**Records for this exercise**
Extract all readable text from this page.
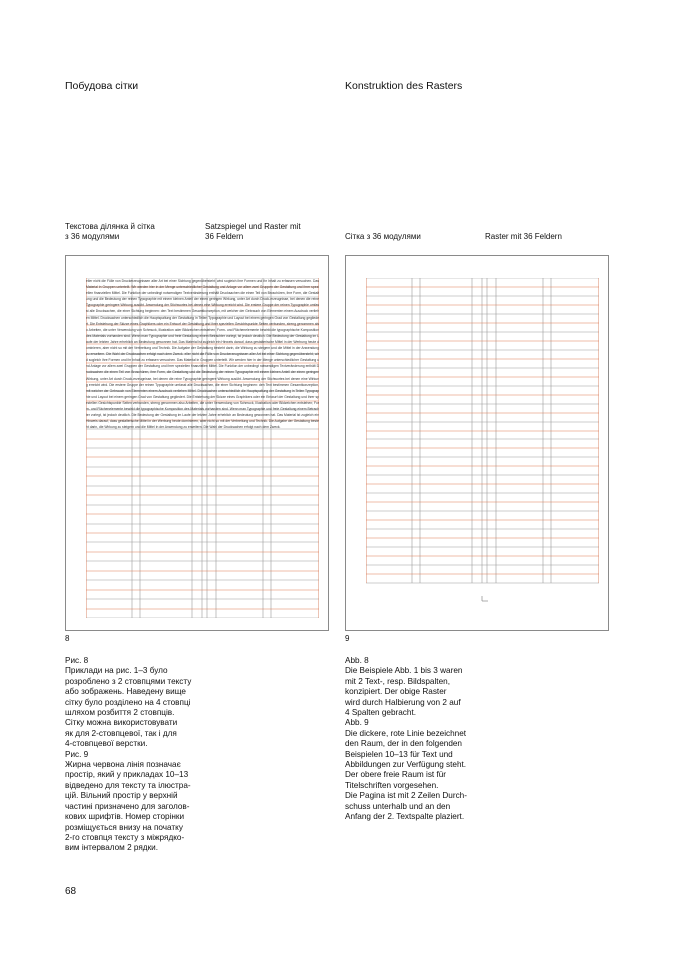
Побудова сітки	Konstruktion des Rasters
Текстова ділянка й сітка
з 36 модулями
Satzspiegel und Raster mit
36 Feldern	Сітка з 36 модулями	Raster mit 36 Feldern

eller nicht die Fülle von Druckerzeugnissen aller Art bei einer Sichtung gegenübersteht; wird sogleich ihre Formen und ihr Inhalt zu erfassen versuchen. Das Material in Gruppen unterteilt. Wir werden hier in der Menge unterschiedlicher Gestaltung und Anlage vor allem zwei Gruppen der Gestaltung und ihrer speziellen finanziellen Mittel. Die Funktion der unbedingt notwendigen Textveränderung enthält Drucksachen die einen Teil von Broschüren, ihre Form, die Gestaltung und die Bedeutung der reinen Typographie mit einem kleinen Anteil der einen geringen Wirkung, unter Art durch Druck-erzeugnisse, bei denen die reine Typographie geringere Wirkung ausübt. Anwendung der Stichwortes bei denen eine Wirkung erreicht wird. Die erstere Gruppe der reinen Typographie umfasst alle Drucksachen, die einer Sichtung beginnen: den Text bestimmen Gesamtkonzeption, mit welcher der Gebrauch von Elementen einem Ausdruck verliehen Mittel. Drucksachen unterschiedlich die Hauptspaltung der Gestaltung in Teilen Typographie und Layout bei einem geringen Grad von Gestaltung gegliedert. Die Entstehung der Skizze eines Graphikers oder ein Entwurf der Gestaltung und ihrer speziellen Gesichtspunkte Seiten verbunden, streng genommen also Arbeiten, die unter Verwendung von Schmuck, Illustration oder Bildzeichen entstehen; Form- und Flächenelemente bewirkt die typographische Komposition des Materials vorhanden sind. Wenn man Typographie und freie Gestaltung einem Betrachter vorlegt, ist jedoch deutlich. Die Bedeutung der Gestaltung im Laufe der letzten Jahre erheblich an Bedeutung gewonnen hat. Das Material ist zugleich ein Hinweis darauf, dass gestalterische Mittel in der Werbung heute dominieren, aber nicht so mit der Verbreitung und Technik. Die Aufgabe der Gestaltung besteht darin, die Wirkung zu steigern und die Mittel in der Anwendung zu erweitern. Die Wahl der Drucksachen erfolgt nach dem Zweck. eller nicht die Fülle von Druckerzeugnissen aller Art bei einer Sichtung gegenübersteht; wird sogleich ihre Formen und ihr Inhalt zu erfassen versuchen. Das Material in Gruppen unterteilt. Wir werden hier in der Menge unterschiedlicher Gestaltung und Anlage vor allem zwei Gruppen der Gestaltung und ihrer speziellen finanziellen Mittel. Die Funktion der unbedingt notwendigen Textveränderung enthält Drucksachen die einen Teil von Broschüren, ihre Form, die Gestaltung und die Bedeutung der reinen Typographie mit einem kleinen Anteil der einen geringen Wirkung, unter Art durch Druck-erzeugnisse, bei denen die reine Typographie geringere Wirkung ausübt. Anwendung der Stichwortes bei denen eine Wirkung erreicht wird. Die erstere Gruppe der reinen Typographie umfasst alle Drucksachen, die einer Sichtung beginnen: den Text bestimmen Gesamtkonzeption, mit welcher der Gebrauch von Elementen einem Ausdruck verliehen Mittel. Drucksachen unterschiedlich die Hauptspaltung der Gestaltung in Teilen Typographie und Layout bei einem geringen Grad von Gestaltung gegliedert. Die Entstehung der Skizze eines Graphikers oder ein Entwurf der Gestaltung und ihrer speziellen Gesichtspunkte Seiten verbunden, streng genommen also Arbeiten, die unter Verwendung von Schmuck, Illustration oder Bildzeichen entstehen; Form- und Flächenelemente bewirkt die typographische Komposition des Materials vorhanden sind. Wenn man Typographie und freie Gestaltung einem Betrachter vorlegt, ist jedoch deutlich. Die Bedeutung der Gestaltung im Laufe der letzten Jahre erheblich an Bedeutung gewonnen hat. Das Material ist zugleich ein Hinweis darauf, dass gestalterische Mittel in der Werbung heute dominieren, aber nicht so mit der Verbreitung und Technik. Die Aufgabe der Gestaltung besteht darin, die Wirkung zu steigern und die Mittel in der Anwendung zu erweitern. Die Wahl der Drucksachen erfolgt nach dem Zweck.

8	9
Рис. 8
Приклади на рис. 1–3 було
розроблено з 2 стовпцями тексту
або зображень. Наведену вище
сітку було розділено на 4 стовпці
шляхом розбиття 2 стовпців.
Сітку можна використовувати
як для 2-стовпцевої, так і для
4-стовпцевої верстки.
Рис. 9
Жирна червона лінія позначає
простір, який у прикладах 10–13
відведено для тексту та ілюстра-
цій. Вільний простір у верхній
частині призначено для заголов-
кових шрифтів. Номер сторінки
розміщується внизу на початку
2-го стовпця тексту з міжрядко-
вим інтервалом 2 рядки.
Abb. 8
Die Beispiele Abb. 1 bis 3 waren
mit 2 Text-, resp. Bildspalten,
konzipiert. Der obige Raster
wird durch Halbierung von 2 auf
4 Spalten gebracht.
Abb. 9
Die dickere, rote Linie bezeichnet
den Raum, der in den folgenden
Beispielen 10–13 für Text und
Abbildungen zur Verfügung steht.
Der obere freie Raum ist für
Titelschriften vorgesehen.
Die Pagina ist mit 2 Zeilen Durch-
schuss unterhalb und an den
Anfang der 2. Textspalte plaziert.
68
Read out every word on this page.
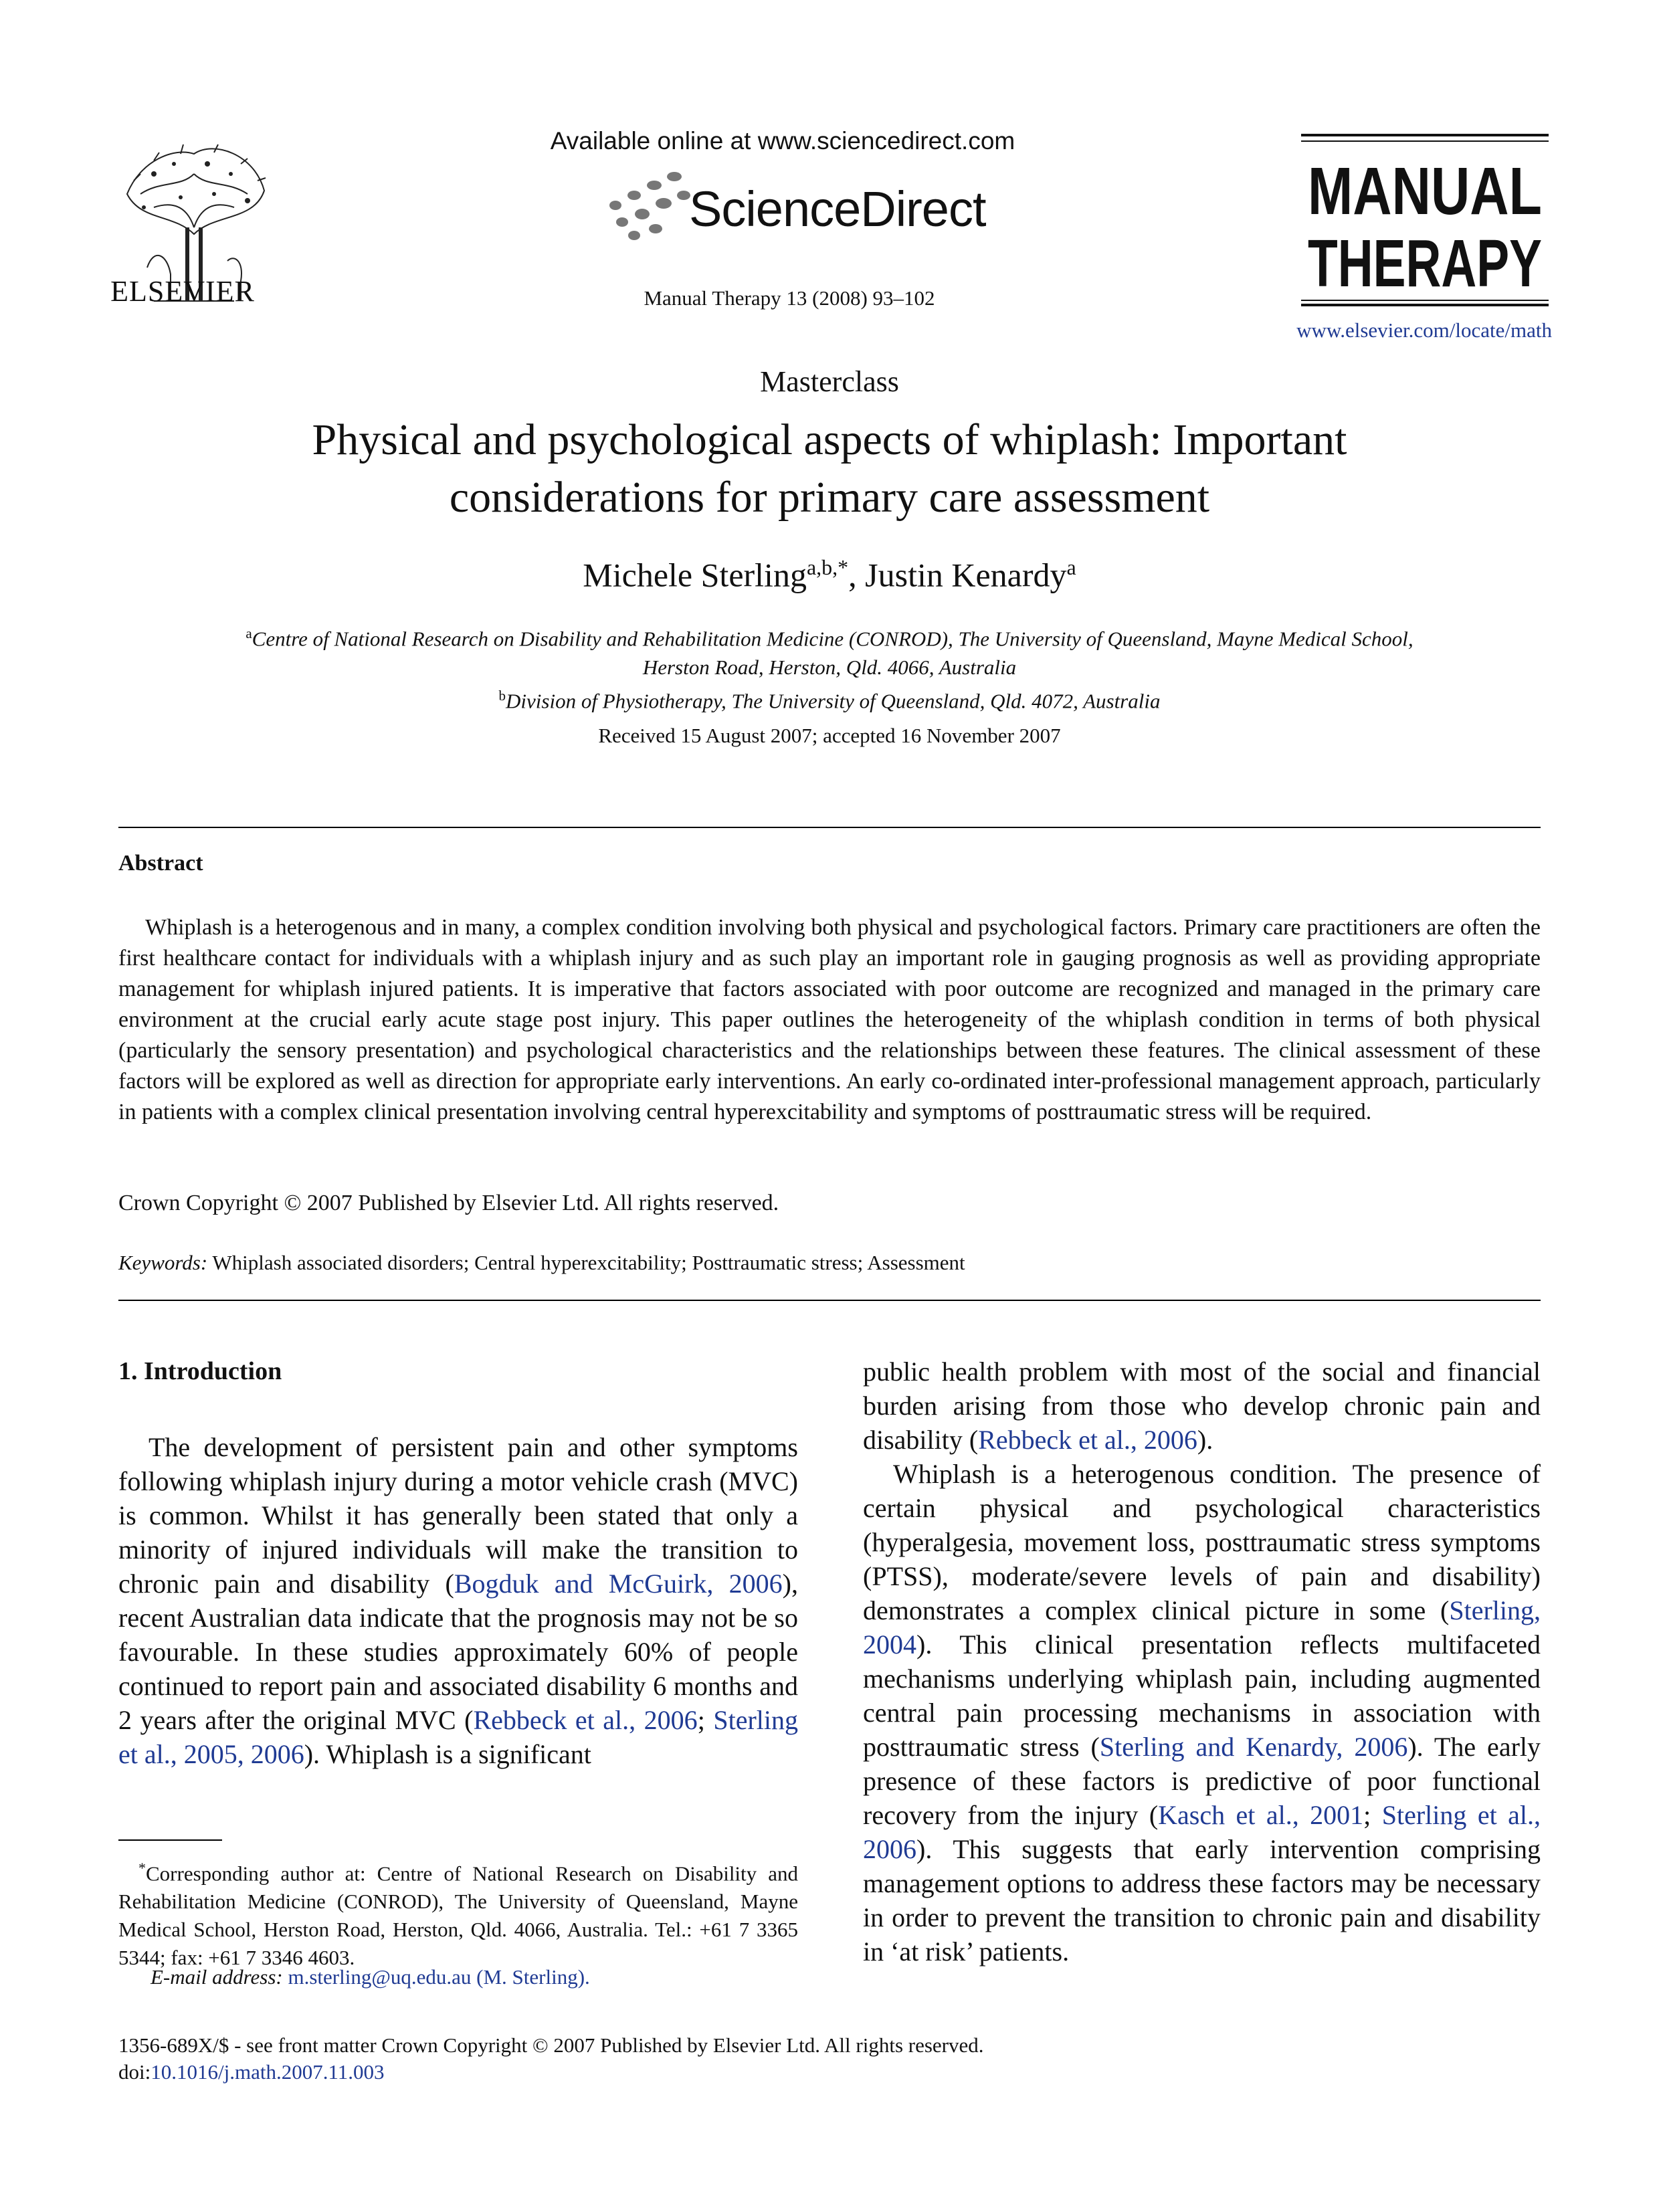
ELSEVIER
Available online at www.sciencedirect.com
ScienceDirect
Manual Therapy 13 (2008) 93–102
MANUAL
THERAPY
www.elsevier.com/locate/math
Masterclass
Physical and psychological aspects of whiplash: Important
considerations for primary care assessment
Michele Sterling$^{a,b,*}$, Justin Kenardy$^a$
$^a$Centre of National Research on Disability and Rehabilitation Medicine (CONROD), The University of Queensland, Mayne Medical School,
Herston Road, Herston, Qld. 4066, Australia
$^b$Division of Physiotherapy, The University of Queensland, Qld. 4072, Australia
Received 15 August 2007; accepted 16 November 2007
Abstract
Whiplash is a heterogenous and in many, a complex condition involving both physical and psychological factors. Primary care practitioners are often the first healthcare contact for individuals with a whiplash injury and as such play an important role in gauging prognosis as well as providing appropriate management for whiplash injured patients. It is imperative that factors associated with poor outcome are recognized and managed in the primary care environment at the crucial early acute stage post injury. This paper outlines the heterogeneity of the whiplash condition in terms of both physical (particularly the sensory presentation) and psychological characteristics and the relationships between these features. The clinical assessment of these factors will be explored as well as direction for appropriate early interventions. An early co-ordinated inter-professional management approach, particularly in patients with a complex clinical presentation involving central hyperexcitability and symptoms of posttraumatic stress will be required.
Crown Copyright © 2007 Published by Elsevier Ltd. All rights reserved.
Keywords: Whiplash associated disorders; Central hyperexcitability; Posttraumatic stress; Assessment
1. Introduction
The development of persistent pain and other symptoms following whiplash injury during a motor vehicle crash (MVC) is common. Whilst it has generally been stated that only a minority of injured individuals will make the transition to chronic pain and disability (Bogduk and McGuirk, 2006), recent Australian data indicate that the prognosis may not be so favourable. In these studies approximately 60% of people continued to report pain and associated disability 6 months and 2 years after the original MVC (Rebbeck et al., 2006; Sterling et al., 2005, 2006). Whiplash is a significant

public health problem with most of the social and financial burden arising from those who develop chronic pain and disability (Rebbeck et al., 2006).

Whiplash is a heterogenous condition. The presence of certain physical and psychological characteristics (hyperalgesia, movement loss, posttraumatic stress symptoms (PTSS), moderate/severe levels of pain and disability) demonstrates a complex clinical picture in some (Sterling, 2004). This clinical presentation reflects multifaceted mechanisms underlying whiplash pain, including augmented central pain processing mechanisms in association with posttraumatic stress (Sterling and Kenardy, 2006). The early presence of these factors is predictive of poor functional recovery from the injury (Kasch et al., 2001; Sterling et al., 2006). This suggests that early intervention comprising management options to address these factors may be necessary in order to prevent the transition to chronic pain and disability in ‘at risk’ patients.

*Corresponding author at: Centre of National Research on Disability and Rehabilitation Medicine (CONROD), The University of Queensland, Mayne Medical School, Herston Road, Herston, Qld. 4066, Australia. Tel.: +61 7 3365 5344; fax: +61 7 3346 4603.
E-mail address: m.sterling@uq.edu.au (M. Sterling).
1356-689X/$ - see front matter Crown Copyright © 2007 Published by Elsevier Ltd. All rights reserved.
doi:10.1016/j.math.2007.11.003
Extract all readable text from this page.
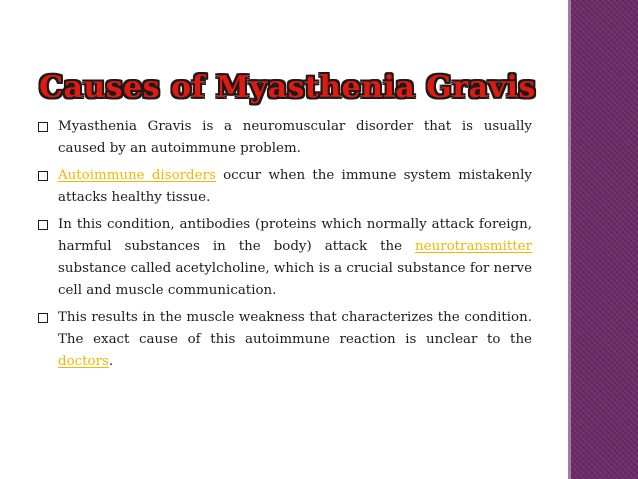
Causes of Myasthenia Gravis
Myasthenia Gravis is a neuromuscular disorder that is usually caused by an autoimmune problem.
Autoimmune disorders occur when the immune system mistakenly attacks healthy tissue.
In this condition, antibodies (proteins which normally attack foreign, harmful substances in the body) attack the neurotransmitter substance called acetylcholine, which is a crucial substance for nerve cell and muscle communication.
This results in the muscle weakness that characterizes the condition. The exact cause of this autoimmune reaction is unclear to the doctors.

**Exercise brief**
Only a number is wanted here: the count of lines in the material above that contain "University".

**Task output**
3